(Stored entries)

--- Begin ---

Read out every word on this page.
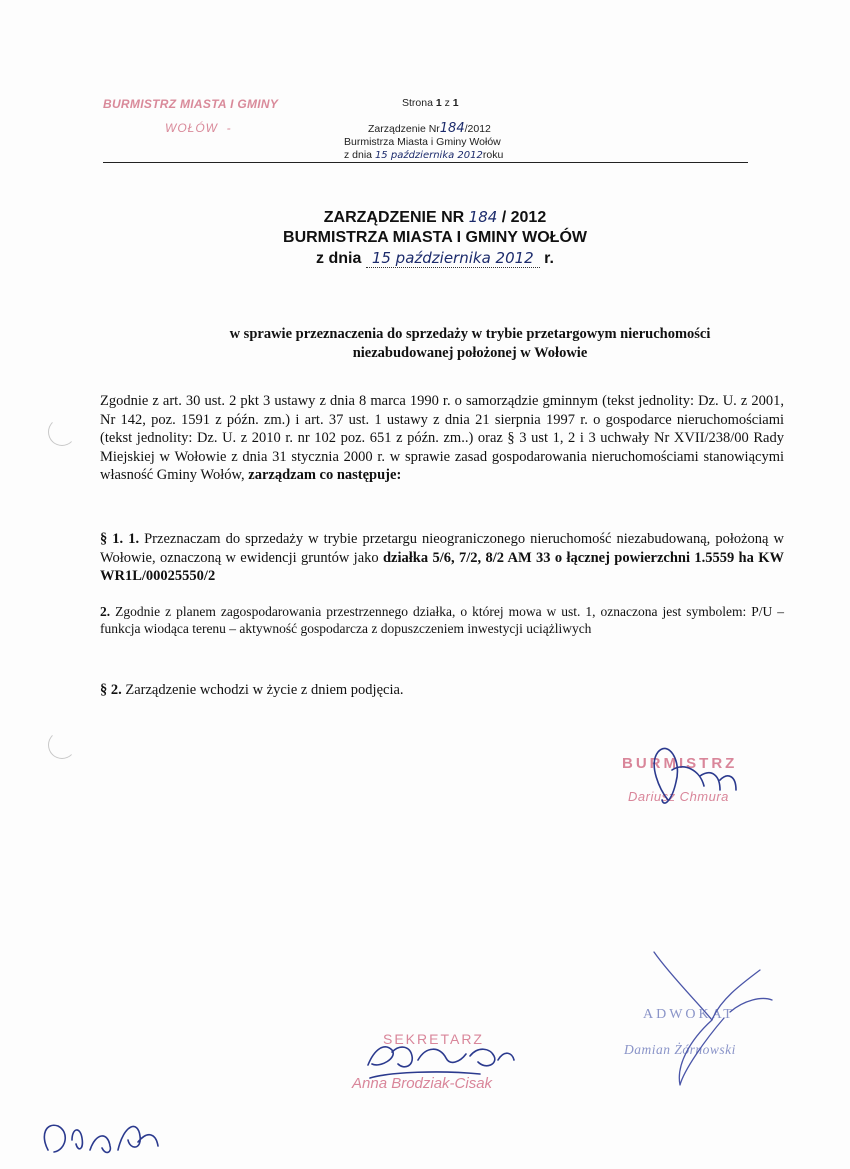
BURMISTRZ MIASTA I GMINY
WOŁÓW  -
Strona 1 z 1
Zarządzenie Nr184/2012
Burmistrza Miasta i Gminy Wołów
z dnia 15 października 2012roku
ZARZĄDZENIE NR 184 / 2012
BURMISTRZA MIASTA I GMINY WOŁÓW
z dnia 15 października 2012 r.
w sprawie przeznaczenia do sprzedaży w trybie przetargowym nieruchomości
niezabudowanej położonej w Wołowie
Zgodnie z art. 30 ust. 2 pkt 3 ustawy z dnia 8 marca 1990 r. o samorządzie gminnym (tekst jednolity: Dz. U. z 2001, Nr 142, poz. 1591 z późn. zm.) i art. 37 ust. 1 ustawy z dnia 21 sierpnia 1997 r. o gospodarce nieruchomościami (tekst jednolity: Dz. U. z 2010 r. nr 102 poz. 651 z późn. zm..) oraz § 3 ust 1, 2 i 3 uchwały Nr XVII/238/00 Rady Miejskiej w Wołowie z dnia 31 stycznia 2000 r. w sprawie zasad gospodarowania nieruchomościami stanowiącymi własność Gminy Wołów, zarządzam co następuje:
§ 1. 1. Przeznaczam do sprzedaży w trybie przetargu nieograniczonego nieruchomość niezabudowaną, położoną w Wołowie, oznaczoną w ewidencji gruntów jako działka 5/6, 7/2, 8/2 AM 33 o łącznej powierzchni 1.5559 ha KW WR1L/00025550/2
2. Zgodnie z planem zagospodarowania przestrzennego działka, o której mowa w ust. 1, oznaczona jest symbolem: P/U – funkcja wiodąca terenu – aktywność gospodarcza z dopuszczeniem inwestycji uciążliwych
§ 2. Zarządzenie wchodzi w życie z dniem podjęcia.
BURMISTRZ
Dariusz Chmura
SEKRETARZ
Anna Brodziak-Cisak
ADWOKAT
Damian Żórnowski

--- End ---

TASK STATEMENT: Transcribe every record above exactly as written, leaving out any pictures.

FULL ANSWER:
Read out every word on this page.
BURMISTRZ MIASTA I GMINY
WOŁÓW  -
Strona 1 z 1
Zarządzenie Nr184/2012
Burmistrza Miasta i Gminy Wołów
z dnia 15 października 2012roku
ZARZĄDZENIE NR 184 / 2012
BURMISTRZA MIASTA I GMINY WOŁÓW
z dnia 15 października 2012 r.
w sprawie przeznaczenia do sprzedaży w trybie przetargowym nieruchomości
niezabudowanej położonej w Wołowie
Zgodnie z art. 30 ust. 2 pkt 3 ustawy z dnia 8 marca 1990 r. o samorządzie gminnym (tekst jednolity: Dz. U. z 2001, Nr 142, poz. 1591 z późn. zm.) i art. 37 ust. 1 ustawy z dnia 21 sierpnia 1997 r. o gospodarce nieruchomościami (tekst jednolity: Dz. U. z 2010 r. nr 102 poz. 651 z późn. zm..) oraz § 3 ust 1, 2 i 3 uchwały Nr XVII/238/00 Rady Miejskiej w Wołowie z dnia 31 stycznia 2000 r. w sprawie zasad gospodarowania nieruchomościami stanowiącymi własność Gminy Wołów, zarządzam co następuje:
§ 1. 1. Przeznaczam do sprzedaży w trybie przetargu nieograniczonego nieruchomość niezabudowaną, położoną w Wołowie, oznaczoną w ewidencji gruntów jako działka 5/6, 7/2, 8/2 AM 33 o łącznej powierzchni 1.5559 ha KW WR1L/00025550/2
2. Zgodnie z planem zagospodarowania przestrzennego działka, o której mowa w ust. 1, oznaczona jest symbolem: P/U – funkcja wiodąca terenu – aktywność gospodarcza z dopuszczeniem inwestycji uciążliwych
§ 2. Zarządzenie wchodzi w życie z dniem podjęcia.
BURMISTRZ
Dariusz Chmura
SEKRETARZ
Anna Brodziak-Cisak
ADWOKAT
Damian Żórnowski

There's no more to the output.